**REQUIREMENTS:** Reproduce the rows from the first line through the line containing "536, 182, 547]", including both ends.

Dataset rows
>>>>>
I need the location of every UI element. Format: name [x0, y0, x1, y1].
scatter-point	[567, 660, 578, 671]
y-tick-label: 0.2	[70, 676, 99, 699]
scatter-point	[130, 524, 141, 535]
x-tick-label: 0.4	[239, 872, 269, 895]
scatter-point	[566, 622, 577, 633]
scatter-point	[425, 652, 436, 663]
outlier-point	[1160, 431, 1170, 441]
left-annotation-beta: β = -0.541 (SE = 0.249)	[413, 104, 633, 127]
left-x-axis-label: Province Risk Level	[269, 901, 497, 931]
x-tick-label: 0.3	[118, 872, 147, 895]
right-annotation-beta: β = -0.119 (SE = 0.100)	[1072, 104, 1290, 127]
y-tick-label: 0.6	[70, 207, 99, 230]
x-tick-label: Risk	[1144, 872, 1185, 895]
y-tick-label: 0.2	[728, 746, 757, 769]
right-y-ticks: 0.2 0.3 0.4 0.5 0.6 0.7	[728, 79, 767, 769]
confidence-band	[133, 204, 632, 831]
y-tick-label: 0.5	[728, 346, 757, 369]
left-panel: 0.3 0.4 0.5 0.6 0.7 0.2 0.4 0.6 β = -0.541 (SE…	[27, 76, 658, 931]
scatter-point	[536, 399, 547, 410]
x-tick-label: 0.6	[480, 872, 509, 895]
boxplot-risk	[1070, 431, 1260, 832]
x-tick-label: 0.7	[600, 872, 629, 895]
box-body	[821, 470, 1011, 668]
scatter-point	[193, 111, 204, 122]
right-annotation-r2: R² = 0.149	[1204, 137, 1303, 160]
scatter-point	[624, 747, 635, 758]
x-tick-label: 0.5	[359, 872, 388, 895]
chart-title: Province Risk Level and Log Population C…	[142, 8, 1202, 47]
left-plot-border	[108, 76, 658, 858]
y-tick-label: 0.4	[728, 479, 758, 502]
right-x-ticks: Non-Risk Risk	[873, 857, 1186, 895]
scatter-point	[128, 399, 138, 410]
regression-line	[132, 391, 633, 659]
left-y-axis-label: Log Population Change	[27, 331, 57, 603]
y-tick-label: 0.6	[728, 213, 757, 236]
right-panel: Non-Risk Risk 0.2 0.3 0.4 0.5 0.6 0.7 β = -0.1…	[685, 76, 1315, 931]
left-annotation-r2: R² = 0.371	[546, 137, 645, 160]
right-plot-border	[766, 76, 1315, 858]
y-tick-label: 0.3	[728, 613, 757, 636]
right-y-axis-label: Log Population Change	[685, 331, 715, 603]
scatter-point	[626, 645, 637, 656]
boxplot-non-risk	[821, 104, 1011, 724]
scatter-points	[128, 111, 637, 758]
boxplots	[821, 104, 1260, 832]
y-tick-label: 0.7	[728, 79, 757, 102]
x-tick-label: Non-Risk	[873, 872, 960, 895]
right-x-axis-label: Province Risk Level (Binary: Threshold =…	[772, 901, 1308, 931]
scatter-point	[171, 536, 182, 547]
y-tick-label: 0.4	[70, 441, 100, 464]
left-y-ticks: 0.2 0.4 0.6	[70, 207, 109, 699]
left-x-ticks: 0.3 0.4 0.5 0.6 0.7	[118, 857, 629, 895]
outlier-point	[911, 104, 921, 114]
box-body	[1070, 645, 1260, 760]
<<<<<
**EXERCISE SOLUTION:**
I need the location of every UI element. Format: name [x0, y0, x1, y1].
scatter-point	[567, 660, 578, 671]
y-tick-label: 0.2	[70, 676, 99, 699]
scatter-point	[130, 524, 141, 535]
x-tick-label: 0.4	[239, 872, 269, 895]
scatter-point	[566, 622, 577, 633]
scatter-point	[425, 652, 436, 663]
outlier-point	[1160, 431, 1170, 441]
left-annotation-beta: β = -0.541 (SE = 0.249)	[413, 104, 633, 127]
left-x-axis-label: Province Risk Level	[269, 901, 497, 931]
x-tick-label: 0.3	[118, 872, 147, 895]
right-annotation-beta: β = -0.119 (SE = 0.100)	[1072, 104, 1290, 127]
y-tick-label: 0.6	[70, 207, 99, 230]
x-tick-label: Risk	[1144, 872, 1185, 895]
y-tick-label: 0.2	[728, 746, 757, 769]
right-y-ticks: 0.2 0.3 0.4 0.5 0.6 0.7	[728, 79, 767, 769]
confidence-band	[133, 204, 632, 831]
y-tick-label: 0.5	[728, 346, 757, 369]
left-panel: 0.3 0.4 0.5 0.6 0.7 0.2 0.4 0.6 β = -0.541 (SE…	[27, 76, 658, 931]
scatter-point	[536, 399, 547, 410]
x-tick-label: 0.6	[480, 872, 509, 895]
boxplot-risk	[1070, 431, 1260, 832]
x-tick-label: 0.7	[600, 872, 629, 895]
box-body	[821, 470, 1011, 668]
scatter-point	[193, 111, 204, 122]
right-annotation-r2: R² = 0.149	[1204, 137, 1303, 160]
scatter-point	[624, 747, 635, 758]
x-tick-label: 0.5	[359, 872, 388, 895]
chart-title: Province Risk Level and Log Population C…	[142, 8, 1202, 47]
left-plot-border	[108, 76, 658, 858]
y-tick-label: 0.4	[728, 479, 758, 502]
right-x-ticks: Non-Risk Risk	[873, 857, 1186, 895]
scatter-point	[128, 399, 138, 410]
regression-line	[132, 391, 633, 659]
left-y-axis-label: Log Population Change	[27, 331, 57, 603]
y-tick-label: 0.6	[728, 213, 757, 236]
right-panel: Non-Risk Risk 0.2 0.3 0.4 0.5 0.6 0.7 β = -0.1…	[685, 76, 1315, 931]
left-annotation-r2: R² = 0.371	[546, 137, 645, 160]
right-plot-border	[766, 76, 1315, 858]
y-tick-label: 0.3	[728, 613, 757, 636]
right-y-axis-label: Log Population Change	[685, 331, 715, 603]
scatter-point	[626, 645, 637, 656]
boxplot-non-risk	[821, 104, 1011, 724]
scatter-points	[128, 111, 637, 758]
boxplots	[821, 104, 1260, 832]
y-tick-label: 0.7	[728, 79, 757, 102]
x-tick-label: Non-Risk	[873, 872, 960, 895]
right-x-axis-label: Province Risk Level (Binary: Threshold =…	[772, 901, 1308, 931]
scatter-point	[171, 536, 182, 547]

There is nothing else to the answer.